* Problem requirements:
Copy each line exactly. Leave nothing out.

* Material for the task:

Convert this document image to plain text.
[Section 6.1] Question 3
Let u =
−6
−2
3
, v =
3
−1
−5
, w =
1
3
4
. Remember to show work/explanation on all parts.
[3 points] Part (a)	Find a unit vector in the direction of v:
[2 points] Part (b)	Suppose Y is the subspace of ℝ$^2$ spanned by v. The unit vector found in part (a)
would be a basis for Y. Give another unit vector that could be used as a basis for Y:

* Answer to this problem:
Convert this document image to plain text.
[Section 6.1] Question 3
Let u =
−6
−2
3
, v =
3
−1
−5
, w =
1
3
4
. Remember to show work/explanation on all parts.
[3 points] Part (a)	Find a unit vector in the direction of v:
[2 points] Part (b)	Suppose Y is the subspace of ℝ$^2$ spanned by v. The unit vector found in part (a)
would be a basis for Y. Give another unit vector that could be used as a basis for Y:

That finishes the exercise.